### Problem details
Restate the entries word for word, omitting nothing.
══════
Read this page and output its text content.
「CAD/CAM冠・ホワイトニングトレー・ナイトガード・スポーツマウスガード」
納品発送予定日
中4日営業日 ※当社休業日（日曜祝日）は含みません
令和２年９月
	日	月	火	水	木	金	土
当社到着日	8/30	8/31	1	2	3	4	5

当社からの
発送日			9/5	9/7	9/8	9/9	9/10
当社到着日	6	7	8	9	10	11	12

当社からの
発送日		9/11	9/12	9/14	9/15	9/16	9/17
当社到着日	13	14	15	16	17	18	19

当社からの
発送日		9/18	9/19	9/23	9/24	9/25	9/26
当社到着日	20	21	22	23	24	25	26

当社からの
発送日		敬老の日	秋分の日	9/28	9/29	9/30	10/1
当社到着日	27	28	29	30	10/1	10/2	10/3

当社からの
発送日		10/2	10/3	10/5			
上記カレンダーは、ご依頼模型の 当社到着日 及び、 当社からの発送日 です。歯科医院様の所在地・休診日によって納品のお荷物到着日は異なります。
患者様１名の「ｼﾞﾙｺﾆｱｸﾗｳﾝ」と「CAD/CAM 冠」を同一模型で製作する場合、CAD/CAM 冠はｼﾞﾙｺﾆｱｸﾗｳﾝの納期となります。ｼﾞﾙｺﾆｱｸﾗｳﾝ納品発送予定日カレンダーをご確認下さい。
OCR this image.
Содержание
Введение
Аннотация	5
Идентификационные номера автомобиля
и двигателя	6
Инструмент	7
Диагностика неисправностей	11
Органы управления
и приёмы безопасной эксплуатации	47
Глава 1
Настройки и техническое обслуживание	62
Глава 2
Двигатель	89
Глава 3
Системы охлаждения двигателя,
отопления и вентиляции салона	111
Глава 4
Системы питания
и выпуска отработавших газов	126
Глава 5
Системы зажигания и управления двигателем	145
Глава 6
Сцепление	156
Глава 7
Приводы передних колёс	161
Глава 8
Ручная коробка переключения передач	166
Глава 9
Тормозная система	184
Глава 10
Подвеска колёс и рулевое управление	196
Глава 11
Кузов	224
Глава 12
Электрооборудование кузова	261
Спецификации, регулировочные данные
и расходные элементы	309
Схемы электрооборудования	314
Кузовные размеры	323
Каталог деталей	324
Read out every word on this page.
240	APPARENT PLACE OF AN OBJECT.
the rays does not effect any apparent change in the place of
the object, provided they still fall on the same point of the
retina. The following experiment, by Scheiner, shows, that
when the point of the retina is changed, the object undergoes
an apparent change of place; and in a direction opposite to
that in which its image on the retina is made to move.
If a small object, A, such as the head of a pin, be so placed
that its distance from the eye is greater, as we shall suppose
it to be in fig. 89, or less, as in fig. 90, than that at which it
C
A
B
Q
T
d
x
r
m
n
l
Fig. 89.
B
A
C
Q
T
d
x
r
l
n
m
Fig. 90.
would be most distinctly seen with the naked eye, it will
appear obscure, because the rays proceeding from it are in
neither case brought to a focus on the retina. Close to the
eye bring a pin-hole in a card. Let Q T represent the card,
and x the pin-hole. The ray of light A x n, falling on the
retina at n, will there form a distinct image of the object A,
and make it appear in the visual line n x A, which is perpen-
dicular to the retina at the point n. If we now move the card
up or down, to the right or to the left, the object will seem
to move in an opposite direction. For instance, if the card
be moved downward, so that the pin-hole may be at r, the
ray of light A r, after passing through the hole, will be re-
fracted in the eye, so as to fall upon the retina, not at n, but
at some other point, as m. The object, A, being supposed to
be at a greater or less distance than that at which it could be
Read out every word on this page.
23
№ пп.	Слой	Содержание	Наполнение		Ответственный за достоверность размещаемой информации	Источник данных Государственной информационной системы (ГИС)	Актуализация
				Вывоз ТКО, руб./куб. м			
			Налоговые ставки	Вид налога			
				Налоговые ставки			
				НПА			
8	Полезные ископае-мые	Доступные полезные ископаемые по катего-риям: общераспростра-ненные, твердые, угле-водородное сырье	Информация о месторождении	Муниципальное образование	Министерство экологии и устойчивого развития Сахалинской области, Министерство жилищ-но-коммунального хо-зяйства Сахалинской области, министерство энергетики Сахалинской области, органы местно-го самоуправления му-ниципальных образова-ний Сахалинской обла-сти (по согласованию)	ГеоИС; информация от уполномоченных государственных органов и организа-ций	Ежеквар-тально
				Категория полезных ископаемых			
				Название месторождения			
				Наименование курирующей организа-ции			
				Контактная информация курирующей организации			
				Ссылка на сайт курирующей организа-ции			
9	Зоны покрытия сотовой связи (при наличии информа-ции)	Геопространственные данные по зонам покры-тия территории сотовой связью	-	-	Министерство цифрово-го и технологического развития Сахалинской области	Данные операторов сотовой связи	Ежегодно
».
══════
### Worked answer
Read this page and output its text content.
「CAD/CAM冠・ホワイトニングトレー・ナイトガード・スポーツマウスガード」
納品発送予定日
中4日営業日 ※当社休業日（日曜祝日）は含みません
令和２年９月
	日	月	火	水	木	金	土
当社到着日	8/30	8/31	1	2	3	4	5

当社からの
発送日			9/5	9/7	9/8	9/9	9/10
当社到着日	6	7	8	9	10	11	12

当社からの
発送日		9/11	9/12	9/14	9/15	9/16	9/17
当社到着日	13	14	15	16	17	18	19

当社からの
発送日		9/18	9/19	9/23	9/24	9/25	9/26
当社到着日	20	21	22	23	24	25	26

当社からの
発送日		敬老の日	秋分の日	9/28	9/29	9/30	10/1
当社到着日	27	28	29	30	10/1	10/2	10/3

当社からの
発送日		10/2	10/3	10/5			
上記カレンダーは、ご依頼模型の 当社到着日 及び、 当社からの発送日 です。歯科医院様の所在地・休診日によって納品のお荷物到着日は異なります。
患者様１名の「ｼﾞﾙｺﾆｱｸﾗｳﾝ」と「CAD/CAM 冠」を同一模型で製作する場合、CAD/CAM 冠はｼﾞﾙｺﾆｱｸﾗｳﾝの納期となります。ｼﾞﾙｺﾆｱｸﾗｳﾝ納品発送予定日カレンダーをご確認下さい。
OCR this image.
Содержание
Введение
Аннотация	5
Идентификационные номера автомобиля
и двигателя	6
Инструмент	7
Диагностика неисправностей	11
Органы управления
и приёмы безопасной эксплуатации	47
Глава 1
Настройки и техническое обслуживание	62
Глава 2
Двигатель	89
Глава 3
Системы охлаждения двигателя,
отопления и вентиляции салона	111
Глава 4
Системы питания
и выпуска отработавших газов	126
Глава 5
Системы зажигания и управления двигателем	145
Глава 6
Сцепление	156
Глава 7
Приводы передних колёс	161
Глава 8
Ручная коробка переключения передач	166
Глава 9
Тормозная система	184
Глава 10
Подвеска колёс и рулевое управление	196
Глава 11
Кузов	224
Глава 12
Электрооборудование кузова	261
Спецификации, регулировочные данные
и расходные элементы	309
Схемы электрооборудования	314
Кузовные размеры	323
Каталог деталей	324
Read out every word on this page.
240	APPARENT PLACE OF AN OBJECT.
the rays does not effect any apparent change in the place of
the object, provided they still fall on the same point of the
retina. The following experiment, by Scheiner, shows, that
when the point of the retina is changed, the object undergoes
an apparent change of place; and in a direction opposite to
that in which its image on the retina is made to move.
If a small object, A, such as the head of a pin, be so placed
that its distance from the eye is greater, as we shall suppose
it to be in fig. 89, or less, as in fig. 90, than that at which it
C
A
B
Q
T
d
x
r
m
n
l
Fig. 89.
B
A
C
Q
T
d
x
r
l
n
m
Fig. 90.
would be most distinctly seen with the naked eye, it will
appear obscure, because the rays proceeding from it are in
neither case brought to a focus on the retina. Close to the
eye bring a pin-hole in a card. Let Q T represent the card,
and x the pin-hole. The ray of light A x n, falling on the
retina at n, will there form a distinct image of the object A,
and make it appear in the visual line n x A, which is perpen-
dicular to the retina at the point n. If we now move the card
up or down, to the right or to the left, the object will seem
to move in an opposite direction. For instance, if the card
be moved downward, so that the pin-hole may be at r, the
ray of light A r, after passing through the hole, will be re-
fracted in the eye, so as to fall upon the retina, not at n, but
at some other point, as m. The object, A, being supposed to
be at a greater or less distance than that at which it could be
Read out every word on this page.
23
№ пп.	Слой	Содержание	Наполнение		Ответственный за достоверность размещаемой информации	Источник данных Государственной информационной системы (ГИС)	Актуализация
				Вывоз ТКО, руб./куб. м			
			Налоговые ставки	Вид налога			
				Налоговые ставки			
				НПА			
8	Полезные ископае-мые	Доступные полезные ископаемые по катего-риям: общераспростра-ненные, твердые, угле-водородное сырье	Информация о месторождении	Муниципальное образование	Министерство экологии и устойчивого развития Сахалинской области, Министерство жилищ-но-коммунального хо-зяйства Сахалинской области, министерство энергетики Сахалинской области, органы местно-го самоуправления му-ниципальных образова-ний Сахалинской обла-сти (по согласованию)	ГеоИС; информация от уполномоченных государственных органов и организа-ций	Ежеквар-тально
				Категория полезных ископаемых			
				Название месторождения			
				Наименование курирующей организа-ции			
				Контактная информация курирующей организации			
				Ссылка на сайт курирующей организа-ции			
9	Зоны покрытия сотовой связи (при наличии информа-ции)	Геопространственные данные по зонам покры-тия территории сотовой связью	-	-	Министерство цифрово-го и технологического развития Сахалинской области	Данные операторов сотовой связи	Ежегодно
».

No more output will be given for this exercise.